Stated problem
Copy out each line containing "JSON" from the entries below.

__________________________________________________

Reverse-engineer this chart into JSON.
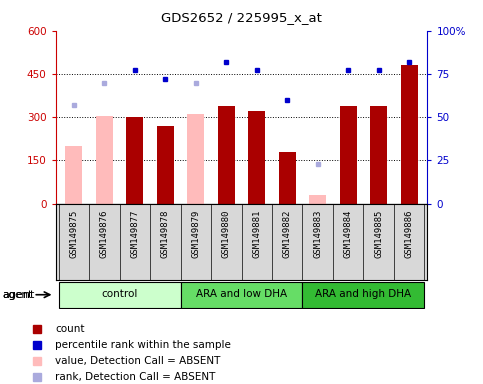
{
  "title": "GDS2652 / 225995_x_at",
  "samples": [
    "GSM149875",
    "GSM149876",
    "GSM149877",
    "GSM149878",
    "GSM149879",
    "GSM149880",
    "GSM149881",
    "GSM149882",
    "GSM149883",
    "GSM149884",
    "GSM149885",
    "GSM149886"
  ],
  "groups": [
    {
      "label": "control",
      "start": 0,
      "end": 3,
      "color": "#ccffcc"
    },
    {
      "label": "ARA and low DHA",
      "start": 4,
      "end": 7,
      "color": "#66dd66"
    },
    {
      "label": "ARA and high DHA",
      "start": 8,
      "end": 11,
      "color": "#33bb33"
    }
  ],
  "count_values": [
    null,
    null,
    300,
    270,
    null,
    340,
    320,
    180,
    null,
    340,
    340,
    480
  ],
  "count_absent": [
    200,
    305,
    null,
    null,
    310,
    null,
    null,
    null,
    30,
    null,
    null,
    null
  ],
  "percentile_values": [
    null,
    null,
    77,
    72,
    null,
    82,
    77,
    60,
    null,
    77,
    77,
    82
  ],
  "percentile_absent": [
    57,
    70,
    null,
    null,
    70,
    null,
    null,
    null,
    null,
    null,
    null,
    null
  ],
  "rank_absent": [
    null,
    null,
    null,
    null,
    null,
    null,
    null,
    null,
    23,
    null,
    null,
    null
  ],
  "ylim_left": [
    0,
    600
  ],
  "ylim_right": [
    0,
    100
  ],
  "yticks_left": [
    0,
    150,
    300,
    450,
    600
  ],
  "yticks_right": [
    0,
    25,
    50,
    75,
    100
  ],
  "ytick_labels_left": [
    "0",
    "150",
    "300",
    "450",
    "600"
  ],
  "ytick_labels_right": [
    "0",
    "25",
    "50",
    "75",
    "100%"
  ],
  "left_axis_color": "#cc0000",
  "right_axis_color": "#0000cc",
  "bar_color": "#aa0000",
  "absent_bar_color": "#ffbbbb",
  "dot_color": "#0000cc",
  "absent_dot_color": "#aaaadd",
  "absent_rank_color": "#aaaadd",
  "background_color": "#d8d8d8",
  "plot_bg": "#ffffff"
}
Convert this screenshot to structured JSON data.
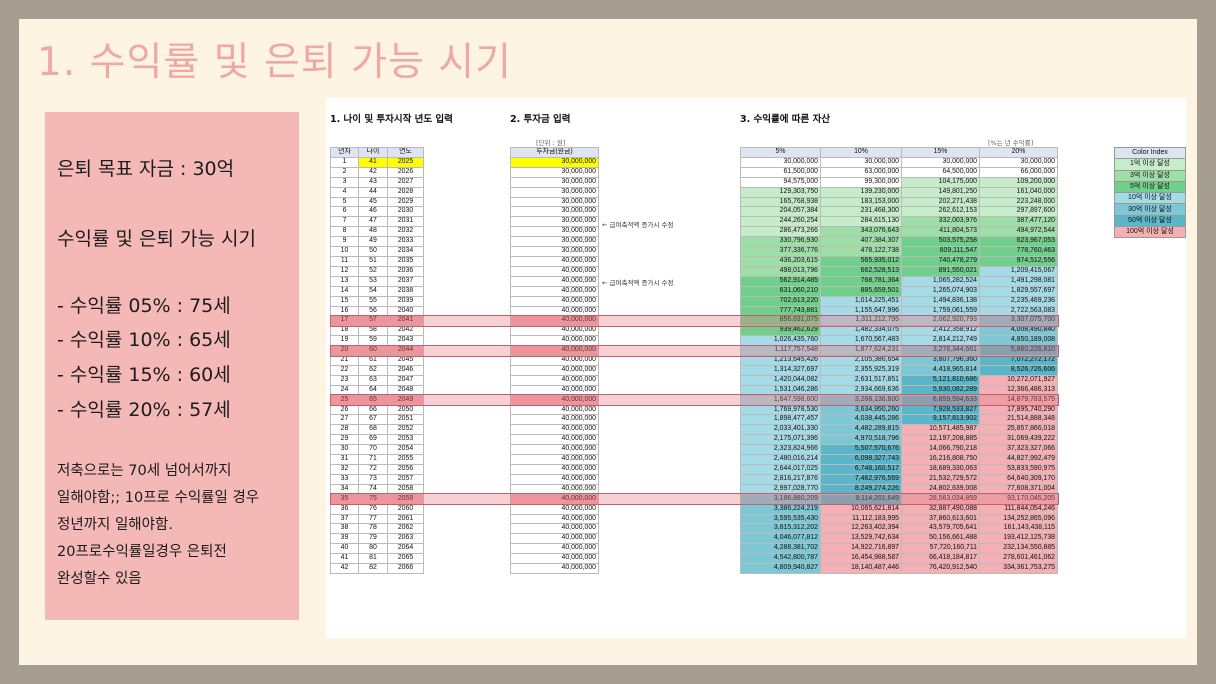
{
  "title": "1. 수익률 및 은퇴 가능 시기",
  "panel": {
    "goal": "은퇴 목표 자금 : 30억",
    "heading": "수익률 및 은퇴 가능 시기",
    "r05": "- 수익률 05% : 75세",
    "r10": "- 수익률 10% : 65세",
    "r15": "- 수익률 15% : 60세",
    "r20": "- 수익률 20% : 57세",
    "note1": "저축으로는 70세 넘어서까지",
    "note2": "일해야함;; 10프로 수익률일 경우",
    "note3": "정년까지 일해야함.",
    "note4": "20프로수익률일경우 은퇴전",
    "note5": "완성할수 있음"
  },
  "sheet": {
    "sec1": "1. 나이 및 투자시작 년도 입력",
    "sec2": "2. 투자금 입력",
    "sec3": "3. 수익률에 따른 자산",
    "unit_note": "[단위 : 원]",
    "rate_note": "[%는 년 수익률]",
    "h_year_no": "년차",
    "h_age": "나이",
    "h_year": "연도",
    "h_invest": "투자금(원금)",
    "h_5": "5%",
    "h_10": "10%",
    "h_15": "15%",
    "h_20": "20%",
    "arrow1": "← 급여축적액 증가시 수정",
    "arrow2": "← 급여축적액 증가시 수정"
  },
  "legend": {
    "title": "Color Index",
    "items": [
      "1억 이상 달성",
      "3억 이상 달성",
      "5억 이상 달성",
      "10억 이상 달성",
      "30억 이상 달성",
      "50억 이상 달성",
      "100억 이상 달성"
    ],
    "colors": [
      "#c7ecc9",
      "#9edfa8",
      "#70cf8a",
      "#a4dbe6",
      "#7ec8d6",
      "#5ab6c8",
      "#f4b0b4"
    ]
  },
  "colors": {
    "title": "#f0a8a4",
    "panel": "#f4b9b7",
    "highlight_row": "#f5a4a8",
    "yellow": "#ffff00"
  },
  "rows": [
    [
      1,
      41,
      2025,
      "30,000,000",
      "30,000,000",
      "30,000,000",
      "30,000,000",
      "30,000,000"
    ],
    [
      2,
      42,
      2026,
      "30,000,000",
      "61,500,000",
      "63,000,000",
      "64,500,000",
      "66,000,000"
    ],
    [
      3,
      43,
      2027,
      "30,000,000",
      "94,575,000",
      "99,300,000",
      "104,175,000",
      "109,200,000"
    ],
    [
      4,
      44,
      2028,
      "30,000,000",
      "129,303,750",
      "139,230,000",
      "149,801,250",
      "161,040,000"
    ],
    [
      5,
      45,
      2029,
      "30,000,000",
      "165,768,938",
      "183,153,000",
      "202,271,438",
      "223,248,000"
    ],
    [
      6,
      46,
      2030,
      "30,000,000",
      "204,057,384",
      "231,468,300",
      "262,612,153",
      "297,897,600"
    ],
    [
      7,
      47,
      2031,
      "30,000,000",
      "244,260,254",
      "284,615,130",
      "332,003,976",
      "387,477,120"
    ],
    [
      8,
      48,
      2032,
      "30,000,000",
      "286,473,266",
      "343,076,643",
      "411,804,573",
      "494,972,544"
    ],
    [
      9,
      49,
      2033,
      "30,000,000",
      "330,796,930",
      "407,384,307",
      "503,575,258",
      "623,967,053"
    ],
    [
      10,
      50,
      2034,
      "30,000,000",
      "377,336,776",
      "478,122,738",
      "609,111,547",
      "778,760,463"
    ],
    [
      11,
      51,
      2035,
      "40,000,000",
      "436,203,615",
      "565,935,012",
      "740,478,279",
      "974,512,556"
    ],
    [
      12,
      52,
      2036,
      "40,000,000",
      "498,013,796",
      "662,528,513",
      "891,550,021",
      "1,209,415,067"
    ],
    [
      13,
      53,
      2037,
      "40,000,000",
      "562,914,485",
      "768,781,364",
      "1,065,282,524",
      "1,491,298,081"
    ],
    [
      14,
      54,
      2038,
      "40,000,000",
      "631,060,210",
      "885,659,501",
      "1,265,074,903",
      "1,829,557,697"
    ],
    [
      15,
      55,
      2039,
      "40,000,000",
      "702,613,220",
      "1,014,225,451",
      "1,494,836,138",
      "2,235,469,236"
    ],
    [
      16,
      56,
      2040,
      "40,000,000",
      "777,743,881",
      "1,155,647,996",
      "1,759,061,559",
      "2,722,563,083"
    ],
    [
      17,
      57,
      2041,
      "40,000,000",
      "856,631,075",
      "1,311,212,795",
      "2,062,920,793",
      "3,307,075,700"
    ],
    [
      18,
      58,
      2042,
      "40,000,000",
      "939,462,629",
      "1,482,334,075",
      "2,412,358,912",
      "4,008,490,840"
    ],
    [
      19,
      59,
      2043,
      "40,000,000",
      "1,026,435,760",
      "1,670,567,483",
      "2,814,212,749",
      "4,850,189,008"
    ],
    [
      20,
      60,
      2044,
      "40,000,000",
      "1,117,757,548",
      "1,877,624,231",
      "3,276,344,661",
      "5,860,226,810"
    ],
    [
      21,
      61,
      2045,
      "40,000,000",
      "1,213,645,426",
      "2,105,386,654",
      "3,807,796,360",
      "7,072,272,172"
    ],
    [
      22,
      62,
      2046,
      "40,000,000",
      "1,314,327,697",
      "2,355,925,319",
      "4,418,965,814",
      "8,526,726,606"
    ],
    [
      23,
      63,
      2047,
      "40,000,000",
      "1,420,044,082",
      "2,631,517,851",
      "5,121,810,686",
      "10,272,071,927"
    ],
    [
      24,
      64,
      2048,
      "40,000,000",
      "1,531,046,286",
      "2,934,669,636",
      "5,930,082,289",
      "12,366,486,313"
    ],
    [
      25,
      65,
      2049,
      "40,000,000",
      "1,647,598,600",
      "3,268,136,600",
      "6,859,594,633",
      "14,879,783,575"
    ],
    [
      26,
      66,
      2050,
      "40,000,000",
      "1,769,978,530",
      "3,634,950,260",
      "7,928,533,827",
      "17,895,740,290"
    ],
    [
      27,
      67,
      2051,
      "40,000,000",
      "1,898,477,457",
      "4,038,445,286",
      "9,157,813,902",
      "21,514,888,348"
    ],
    [
      28,
      68,
      2052,
      "40,000,000",
      "2,033,401,330",
      "4,482,289,815",
      "10,571,485,987",
      "25,857,866,018"
    ],
    [
      29,
      69,
      2053,
      "40,000,000",
      "2,175,071,396",
      "4,970,518,796",
      "12,197,208,885",
      "31,069,439,222"
    ],
    [
      30,
      70,
      2054,
      "40,000,000",
      "2,323,824,966",
      "5,507,570,676",
      "14,066,790,218",
      "37,323,327,066"
    ],
    [
      31,
      71,
      2055,
      "40,000,000",
      "2,480,016,214",
      "6,098,327,743",
      "16,216,808,750",
      "44,827,992,479"
    ],
    [
      32,
      72,
      2056,
      "40,000,000",
      "2,644,017,025",
      "6,748,160,517",
      "18,689,330,063",
      "53,833,590,975"
    ],
    [
      33,
      73,
      2057,
      "40,000,000",
      "2,816,217,876",
      "7,462,976,569",
      "21,532,729,572",
      "64,640,309,170"
    ],
    [
      34,
      74,
      2058,
      "40,000,000",
      "2,997,028,770",
      "8,249,274,226",
      "24,802,639,008",
      "77,608,371,004"
    ],
    [
      35,
      75,
      2059,
      "40,000,000",
      "3,186,880,209",
      "9,114,201,649",
      "28,563,034,859",
      "93,170,045,205"
    ],
    [
      36,
      76,
      2060,
      "40,000,000",
      "3,386,224,219",
      "10,065,621,814",
      "32,887,490,088",
      "111,844,054,246"
    ],
    [
      37,
      77,
      2061,
      "40,000,000",
      "3,595,535,430",
      "11,112,183,995",
      "37,860,613,601",
      "134,252,865,096"
    ],
    [
      38,
      78,
      2062,
      "40,000,000",
      "3,815,312,202",
      "12,263,402,394",
      "43,579,705,641",
      "161,143,438,115"
    ],
    [
      39,
      79,
      2063,
      "40,000,000",
      "4,046,077,812",
      "13,529,742,634",
      "50,156,661,488",
      "193,412,125,738"
    ],
    [
      40,
      80,
      2064,
      "40,000,000",
      "4,288,381,702",
      "14,922,716,897",
      "57,720,160,711",
      "232,134,550,885"
    ],
    [
      41,
      81,
      2065,
      "40,000,000",
      "4,542,800,787",
      "16,454,988,587",
      "66,418,184,817",
      "278,601,461,062"
    ],
    [
      42,
      82,
      2066,
      "40,000,000",
      "4,809,940,827",
      "18,140,487,446",
      "76,420,912,540",
      "334,361,753,275"
    ]
  ],
  "highlight_years": [
    17,
    20,
    25,
    35
  ]
}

__________________________________________________

Expected output
Reverse-engineer this chart into JSON.
Convert this screenshot to structured JSON data.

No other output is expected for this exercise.